====== Material to process ======
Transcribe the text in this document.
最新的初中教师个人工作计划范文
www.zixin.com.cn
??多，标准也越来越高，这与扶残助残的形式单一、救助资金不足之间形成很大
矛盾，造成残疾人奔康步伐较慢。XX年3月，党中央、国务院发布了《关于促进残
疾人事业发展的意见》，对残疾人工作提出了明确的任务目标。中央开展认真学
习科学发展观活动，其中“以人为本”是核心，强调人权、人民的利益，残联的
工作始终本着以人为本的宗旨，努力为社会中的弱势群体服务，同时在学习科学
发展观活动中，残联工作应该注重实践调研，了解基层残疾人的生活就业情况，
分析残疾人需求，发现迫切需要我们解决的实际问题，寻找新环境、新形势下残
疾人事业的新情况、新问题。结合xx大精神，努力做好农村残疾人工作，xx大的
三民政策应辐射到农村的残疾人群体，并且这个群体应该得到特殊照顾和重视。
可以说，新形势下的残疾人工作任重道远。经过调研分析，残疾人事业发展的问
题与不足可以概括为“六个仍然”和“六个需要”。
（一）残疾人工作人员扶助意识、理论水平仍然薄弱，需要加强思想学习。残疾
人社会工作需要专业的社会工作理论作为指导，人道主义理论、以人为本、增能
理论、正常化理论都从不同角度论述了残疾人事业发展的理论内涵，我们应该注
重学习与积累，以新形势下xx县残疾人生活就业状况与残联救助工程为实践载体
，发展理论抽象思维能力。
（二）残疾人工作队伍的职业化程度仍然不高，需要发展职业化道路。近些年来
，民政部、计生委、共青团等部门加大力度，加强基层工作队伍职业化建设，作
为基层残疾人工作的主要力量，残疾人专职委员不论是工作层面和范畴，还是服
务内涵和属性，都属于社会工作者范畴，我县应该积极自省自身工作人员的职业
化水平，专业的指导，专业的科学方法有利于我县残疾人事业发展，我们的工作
======
(Exercise) Set down the entries verbatim, leaving none out.

(Answer for the task)
Transcribe the text in this document.
最新的初中教师个人工作计划范文
www.zixin.com.cn
??多，标准也越来越高，这与扶残助残的形式单一、救助资金不足之间形成很大
矛盾，造成残疾人奔康步伐较慢。XX年3月，党中央、国务院发布了《关于促进残
疾人事业发展的意见》，对残疾人工作提出了明确的任务目标。中央开展认真学
习科学发展观活动，其中“以人为本”是核心，强调人权、人民的利益，残联的
工作始终本着以人为本的宗旨，努力为社会中的弱势群体服务，同时在学习科学
发展观活动中，残联工作应该注重实践调研，了解基层残疾人的生活就业情况，
分析残疾人需求，发现迫切需要我们解决的实际问题，寻找新环境、新形势下残
疾人事业的新情况、新问题。结合xx大精神，努力做好农村残疾人工作，xx大的
三民政策应辐射到农村的残疾人群体，并且这个群体应该得到特殊照顾和重视。
可以说，新形势下的残疾人工作任重道远。经过调研分析，残疾人事业发展的问
题与不足可以概括为“六个仍然”和“六个需要”。
（一）残疾人工作人员扶助意识、理论水平仍然薄弱，需要加强思想学习。残疾
人社会工作需要专业的社会工作理论作为指导，人道主义理论、以人为本、增能
理论、正常化理论都从不同角度论述了残疾人事业发展的理论内涵，我们应该注
重学习与积累，以新形势下xx县残疾人生活就业状况与残联救助工程为实践载体
，发展理论抽象思维能力。
（二）残疾人工作队伍的职业化程度仍然不高，需要发展职业化道路。近些年来
，民政部、计生委、共青团等部门加大力度，加强基层工作队伍职业化建设，作
为基层残疾人工作的主要力量，残疾人专职委员不论是工作层面和范畴，还是服
务内涵和属性，都属于社会工作者范畴，我县应该积极自省自身工作人员的职业
化水平，专业的指导，专业的科学方法有利于我县残疾人事业发展，我们的工作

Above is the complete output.